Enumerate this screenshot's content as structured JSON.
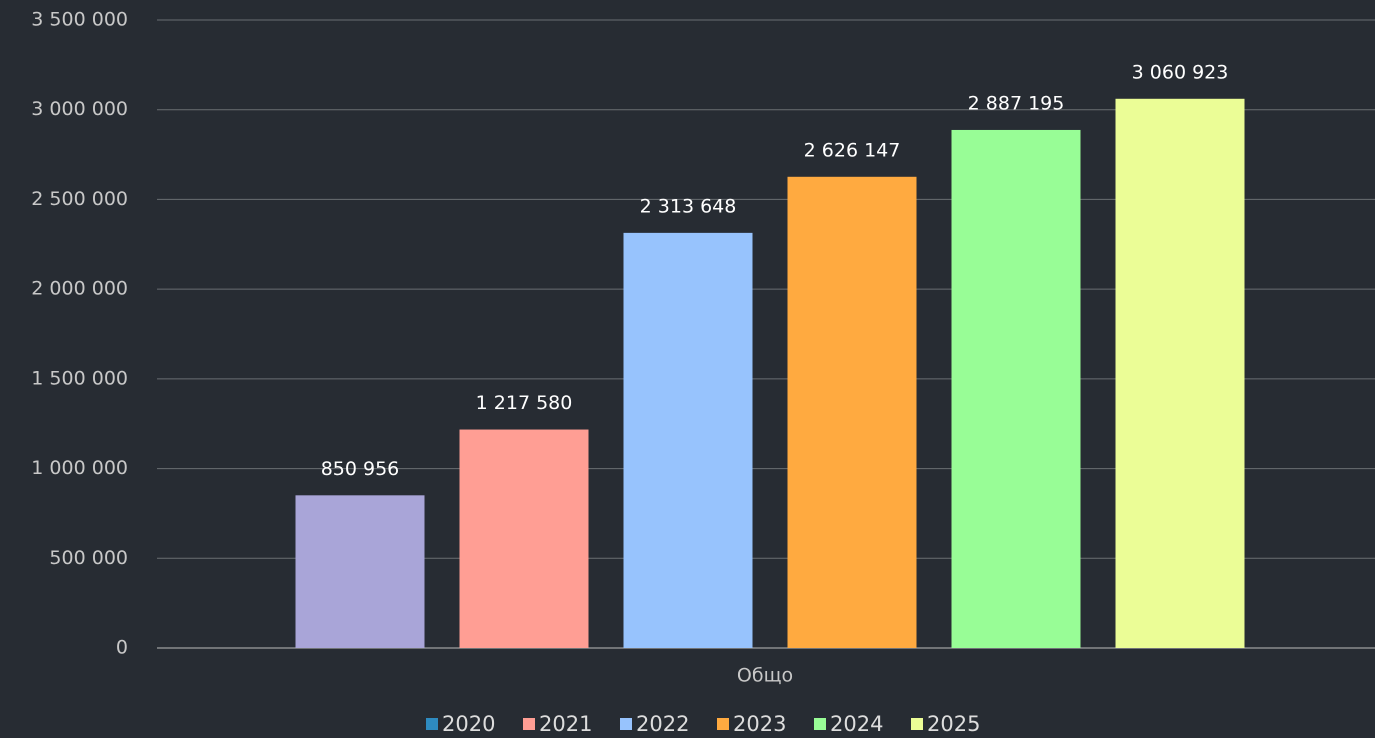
{
  "chart_data": {
    "type": "bar",
    "categories": [
      "Общо"
    ],
    "series": [
      {
        "name": "2020",
        "color": "#a9a5d8",
        "legend_color": "#2e8bc0",
        "values": [
          850956
        ],
        "value_labels": [
          "850 956"
        ]
      },
      {
        "name": "2021",
        "color": "#ff9e94",
        "values": [
          1217580
        ],
        "value_labels": [
          "1 217 580"
        ]
      },
      {
        "name": "2022",
        "color": "#97c3fd",
        "values": [
          2313648
        ],
        "value_labels": [
          "2 313 648"
        ]
      },
      {
        "name": "2023",
        "color": "#ffaa40",
        "values": [
          2626147
        ],
        "value_labels": [
          "2 626 147"
        ]
      },
      {
        "name": "2024",
        "color": "#98fd96",
        "values": [
          2887195
        ],
        "value_labels": [
          "2 887 195"
        ]
      },
      {
        "name": "2025",
        "color": "#ebfd96",
        "values": [
          3060923
        ],
        "value_labels": [
          "3 060 923"
        ]
      }
    ],
    "ylim": [
      0,
      3500000
    ],
    "yticks": [
      0,
      {
        "value": 500000,
        "label": "500 000"
      },
      {
        "value": 1000000,
        "label": "1 000 000"
      },
      {
        "value": 1500000,
        "label": "1 500 000"
      },
      {
        "value": 2000000,
        "label": "2 000 000"
      },
      {
        "value": 2500000,
        "label": "2 500 000"
      },
      {
        "value": 3000000,
        "label": "3 000 000"
      },
      {
        "value": 3500000,
        "label": "3 500 000"
      }
    ],
    "grid": true,
    "legend": "bottom"
  }
}
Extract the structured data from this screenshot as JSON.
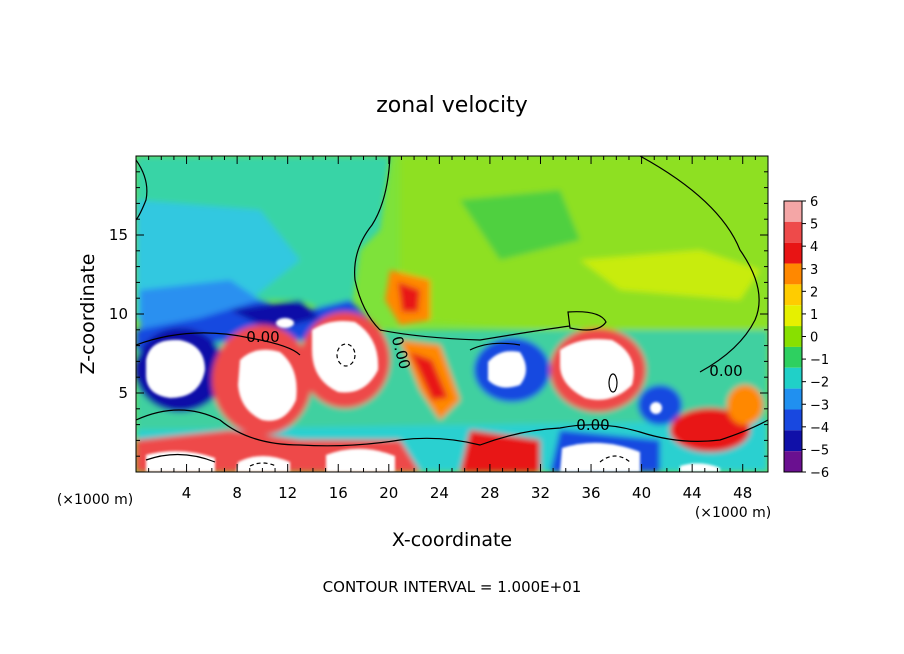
{
  "chart_data": {
    "type": "heatmap",
    "title": "zonal velocity",
    "xlabel": "X-coordinate",
    "ylabel": "Z-coordinate",
    "x_unit": "(×1000 m)",
    "x_unit_right": "(×1000 m)",
    "xlim": [
      0,
      50
    ],
    "ylim": [
      0,
      20
    ],
    "x_ticks": [
      "4",
      "8",
      "12",
      "16",
      "20",
      "24",
      "28",
      "32",
      "36",
      "40",
      "44",
      "48"
    ],
    "y_ticks": [
      "5",
      "10",
      "15"
    ],
    "footer": "CONTOUR INTERVAL = 1.000E+01",
    "colorbar": {
      "labels": [
        "6",
        "5",
        "4",
        "3",
        "2",
        "1",
        "0",
        "−1",
        "−2",
        "−3",
        "−4",
        "−5",
        "−6"
      ],
      "colors": [
        "#f4a6a6",
        "#ee4a4a",
        "#e81414",
        "#ff8800",
        "#ffcc00",
        "#e6f000",
        "#88e000",
        "#2ed060",
        "#20d0c8",
        "#2090f0",
        "#1848e0",
        "#1010a8",
        "#6a1090"
      ]
    },
    "contour_labels": [
      "0.00",
      "0.00",
      "0.00",
      "0.00"
    ],
    "background_color": "#7ee23a",
    "saturated_color": "#ffffff"
  }
}
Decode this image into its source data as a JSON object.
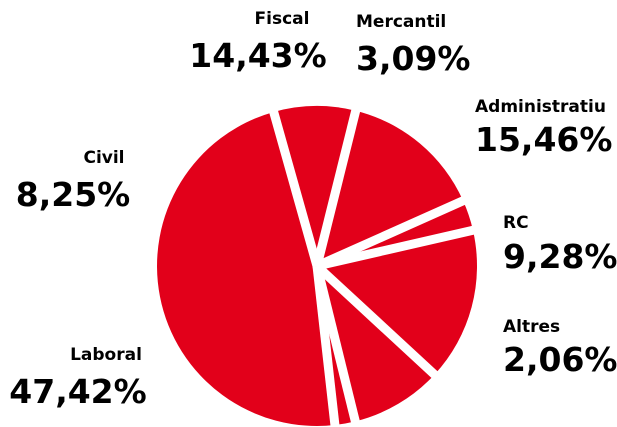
{
  "chart_data": {
    "type": "pie",
    "color": "#e2001a",
    "separator_color": "#ffffff",
    "slices": [
      {
        "label": "Fiscal",
        "value": 14.43,
        "value_label": "14,43%"
      },
      {
        "label": "Mercantil",
        "value": 3.09,
        "value_label": "3,09%"
      },
      {
        "label": "Administratiu",
        "value": 15.46,
        "value_label": "15,46%"
      },
      {
        "label": "RC",
        "value": 9.28,
        "value_label": "9,28%"
      },
      {
        "label": "Altres",
        "value": 2.06,
        "value_label": "2,06%"
      },
      {
        "label": "Laboral",
        "value": 47.42,
        "value_label": "47,42%"
      },
      {
        "label": "Civil",
        "value": 8.25,
        "value_label": "8,25%"
      }
    ]
  }
}
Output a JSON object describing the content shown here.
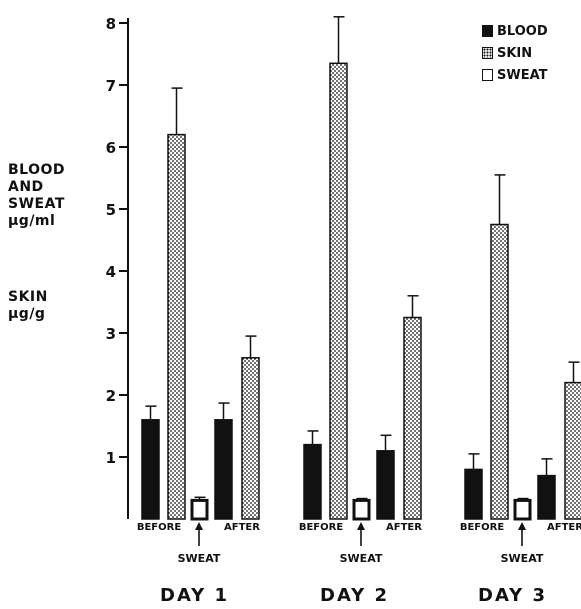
{
  "chart_data": {
    "type": "bar",
    "ylabel_lines": [
      "BLOOD",
      "AND",
      "SWEAT",
      "µg/ml"
    ],
    "ylabel2_lines": [
      "SKIN",
      "µg/g"
    ],
    "ylim": [
      0,
      8
    ],
    "yticks": [
      "1",
      "2",
      "3",
      "4",
      "5",
      "6",
      "7",
      "8"
    ],
    "legend": [
      {
        "name": "BLOOD",
        "style": "solid",
        "color": "#111111"
      },
      {
        "name": "SKIN",
        "style": "dotted",
        "color": "#111111"
      },
      {
        "name": "SWEAT",
        "style": "open",
        "color": "#ffffff"
      }
    ],
    "legend_position": "top-right",
    "group_labels": {
      "before": "BEFORE",
      "after": "AFTER",
      "sweat": "SWEAT"
    },
    "days": [
      {
        "label": "DAY 1",
        "bars": [
          {
            "series": "BLOOD",
            "period": "BEFORE",
            "value": 1.6,
            "error": 0.22
          },
          {
            "series": "SKIN",
            "period": "BEFORE",
            "value": 6.2,
            "error": 0.75
          },
          {
            "series": "SWEAT",
            "period": "SWEAT",
            "value": 0.3,
            "error": 0.05
          },
          {
            "series": "BLOOD",
            "period": "AFTER",
            "value": 1.6,
            "error": 0.27
          },
          {
            "series": "SKIN",
            "period": "AFTER",
            "value": 2.6,
            "error": 0.35
          }
        ]
      },
      {
        "label": "DAY 2",
        "bars": [
          {
            "series": "BLOOD",
            "period": "BEFORE",
            "value": 1.2,
            "error": 0.22
          },
          {
            "series": "SKIN",
            "period": "BEFORE",
            "value": 7.35,
            "error": 0.75
          },
          {
            "series": "SWEAT",
            "period": "SWEAT",
            "value": 0.3,
            "error": 0.03
          },
          {
            "series": "BLOOD",
            "period": "AFTER",
            "value": 1.1,
            "error": 0.25
          },
          {
            "series": "SKIN",
            "period": "AFTER",
            "value": 3.25,
            "error": 0.35
          }
        ]
      },
      {
        "label": "DAY 3",
        "bars": [
          {
            "series": "BLOOD",
            "period": "BEFORE",
            "value": 0.8,
            "error": 0.25
          },
          {
            "series": "SKIN",
            "period": "BEFORE",
            "value": 4.75,
            "error": 0.8
          },
          {
            "series": "SWEAT",
            "period": "SWEAT",
            "value": 0.3,
            "error": 0.03
          },
          {
            "series": "BLOOD",
            "period": "AFTER",
            "value": 0.7,
            "error": 0.27
          },
          {
            "series": "SKIN",
            "period": "AFTER",
            "value": 2.2,
            "error": 0.33
          }
        ]
      }
    ]
  }
}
+-------+
TO BE DONE: Collect each line containing the string "type".

THE REPLY:
    "type": "bar",
    "type": "heatmap",
    "type": "pie",
    "type": "bar",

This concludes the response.